Copy, from the entries below, each line where the word "date" can be found.

----

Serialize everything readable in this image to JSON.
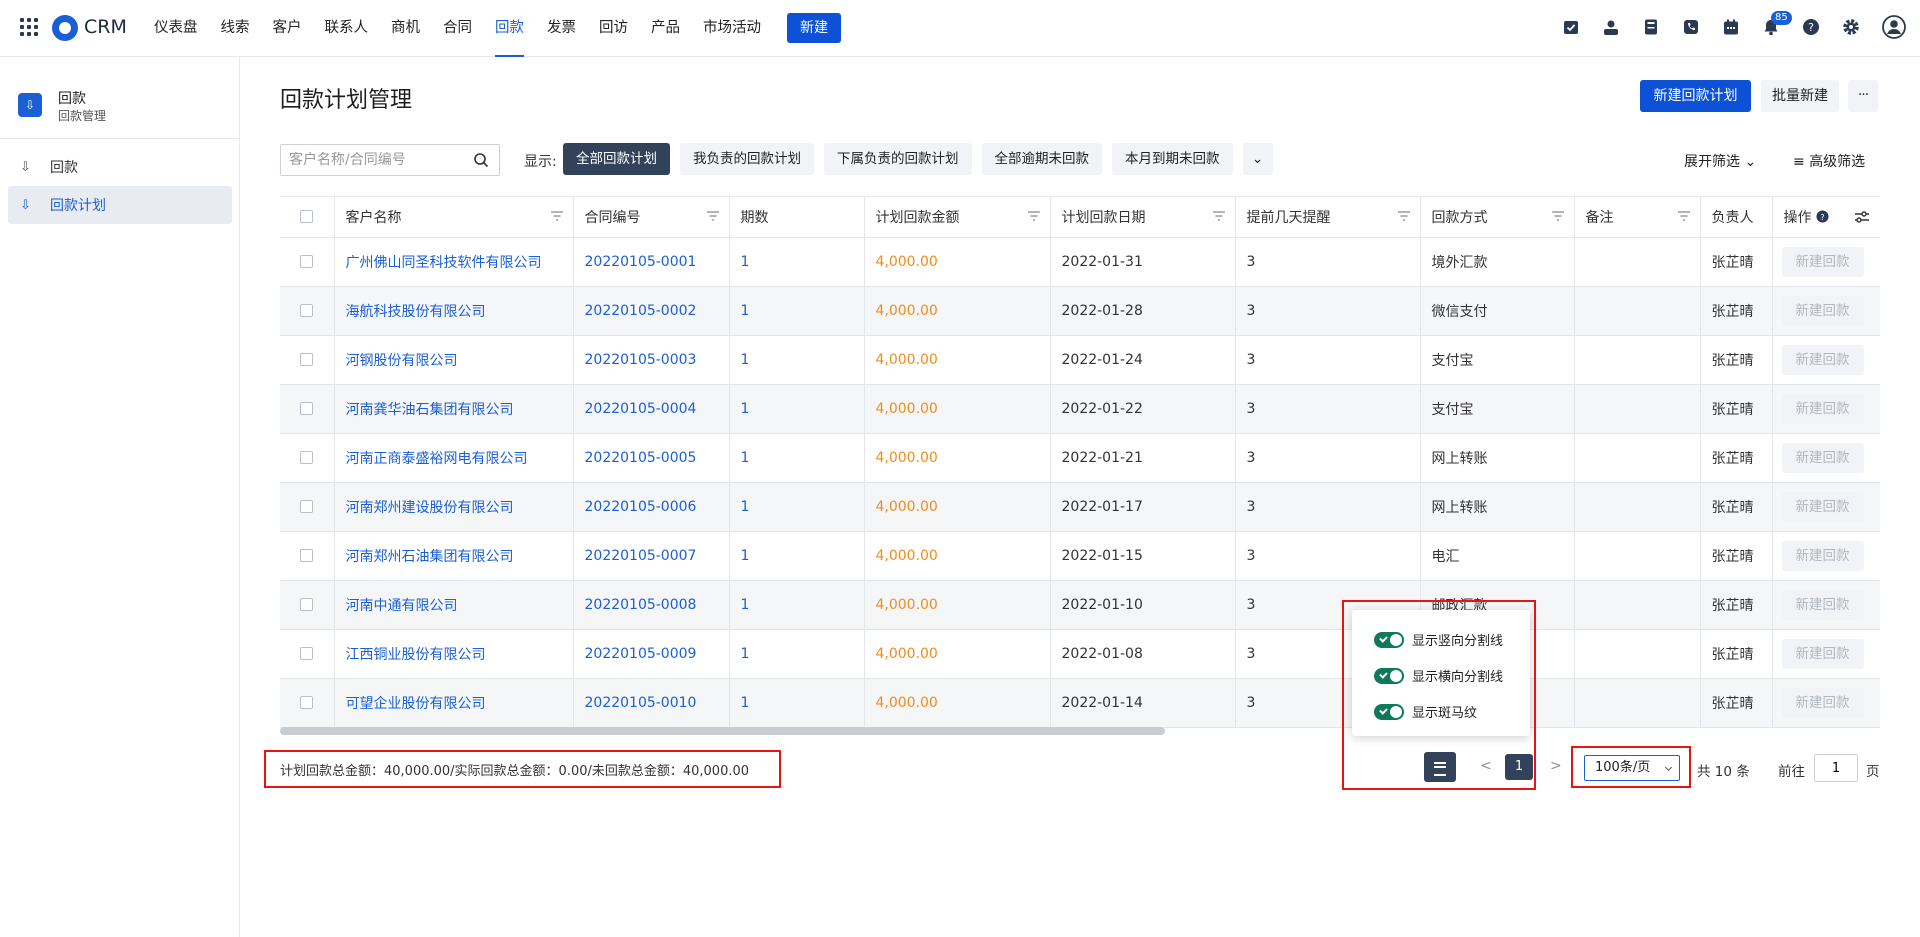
{
  "topbar": {
    "brand": "CRM",
    "nav": [
      "仪表盘",
      "线索",
      "客户",
      "联系人",
      "商机",
      "合同",
      "回款",
      "发票",
      "回访",
      "产品",
      "市场活动"
    ],
    "active_nav": "回款",
    "new_button": "新建",
    "notification_count": "85",
    "icons": [
      "task-icon",
      "contact-card-icon",
      "calculator-icon",
      "phone-icon",
      "calendar-icon",
      "bell-icon",
      "help-icon",
      "gear-icon",
      "user-avatar-icon"
    ]
  },
  "sidebar": {
    "title": "回款",
    "subtitle": "回款管理",
    "items": [
      {
        "label": "回款",
        "icon": "payment-icon"
      },
      {
        "label": "回款计划",
        "icon": "payment-plan-icon"
      }
    ]
  },
  "page": {
    "title": "回款计划管理",
    "new_plan_button": "新建回款计划",
    "batch_new_button": "批量新建",
    "more_button": "···"
  },
  "filters": {
    "search_placeholder": "客户名称/合同编号",
    "display_label": "显示:",
    "chips": [
      "全部回款计划",
      "我负责的回款计划",
      "下属负责的回款计划",
      "全部逾期未回款",
      "本月到期未回款"
    ],
    "expand_label": "展开筛选",
    "advanced_label": "高级筛选"
  },
  "table": {
    "columns": [
      "客户名称",
      "合同编号",
      "期数",
      "计划回款金额",
      "计划回款日期",
      "提前几天提醒",
      "回款方式",
      "备注",
      "负责人",
      "操作"
    ],
    "rows": [
      {
        "customer": "广州佛山同圣科技软件有限公司",
        "contract": "20220105-0001",
        "period": "1",
        "amount": "4,000.00",
        "date": "2022-01-31",
        "remind": "3",
        "method": "境外汇款",
        "note": "",
        "owner": "张芷晴"
      },
      {
        "customer": "海航科技股份有限公司",
        "contract": "20220105-0002",
        "period": "1",
        "amount": "4,000.00",
        "date": "2022-01-28",
        "remind": "3",
        "method": "微信支付",
        "note": "",
        "owner": "张芷晴"
      },
      {
        "customer": "河钢股份有限公司",
        "contract": "20220105-0003",
        "period": "1",
        "amount": "4,000.00",
        "date": "2022-01-24",
        "remind": "3",
        "method": "支付宝",
        "note": "",
        "owner": "张芷晴"
      },
      {
        "customer": "河南龚华油石集团有限公司",
        "contract": "20220105-0004",
        "period": "1",
        "amount": "4,000.00",
        "date": "2022-01-22",
        "remind": "3",
        "method": "支付宝",
        "note": "",
        "owner": "张芷晴"
      },
      {
        "customer": "河南正商泰盛裕网电有限公司",
        "contract": "20220105-0005",
        "period": "1",
        "amount": "4,000.00",
        "date": "2022-01-21",
        "remind": "3",
        "method": "网上转账",
        "note": "",
        "owner": "张芷晴"
      },
      {
        "customer": "河南郑州建设股份有限公司",
        "contract": "20220105-0006",
        "period": "1",
        "amount": "4,000.00",
        "date": "2022-01-17",
        "remind": "3",
        "method": "网上转账",
        "note": "",
        "owner": "张芷晴"
      },
      {
        "customer": "河南郑州石油集团有限公司",
        "contract": "20220105-0007",
        "period": "1",
        "amount": "4,000.00",
        "date": "2022-01-15",
        "remind": "3",
        "method": "电汇",
        "note": "",
        "owner": "张芷晴"
      },
      {
        "customer": "河南中通有限公司",
        "contract": "20220105-0008",
        "period": "1",
        "amount": "4,000.00",
        "date": "2022-01-10",
        "remind": "3",
        "method": "邮政汇款",
        "note": "",
        "owner": "张芷晴"
      },
      {
        "customer": "江西铜业股份有限公司",
        "contract": "20220105-0009",
        "period": "1",
        "amount": "4,000.00",
        "date": "2022-01-08",
        "remind": "3",
        "method": "",
        "note": "",
        "owner": "张芷晴"
      },
      {
        "customer": "可望企业股份有限公司",
        "contract": "20220105-0010",
        "period": "1",
        "amount": "4,000.00",
        "date": "2022-01-14",
        "remind": "3",
        "method": "",
        "note": "",
        "owner": "张芷晴"
      }
    ],
    "row_action": "新建回款"
  },
  "table_settings_popup": {
    "options": [
      "显示竖向分割线",
      "显示横向分割线",
      "显示斑马纹"
    ]
  },
  "footer": {
    "summary": "计划回款总金额：40,000.00/实际回款总金额：0.00/未回款总金额：40,000.00",
    "prev": "<",
    "page": "1",
    "next": ">",
    "page_size": "100条/页",
    "total": "共 10 条",
    "goto_prefix": "前往",
    "goto_value": "1",
    "goto_suffix": "页"
  },
  "colors": {
    "primary": "#0d52d6",
    "link": "#1a5fd6",
    "amount": "#f08c1c",
    "highlight_box": "#e81414",
    "toggle_on": "#0e7a5a"
  }
}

----

**Output below:**
        "date": "2022-01-31",
        "date": "2022-01-28",
        "date": "2022-01-24",
        "date": "2022-01-22",
        "date": "2022-01-21",
        "date": "2022-01-17",
        "date": "2022-01-15",
        "date": "2022-01-10",
        "date": "2022-01-08",
        "date": "2022-01-14",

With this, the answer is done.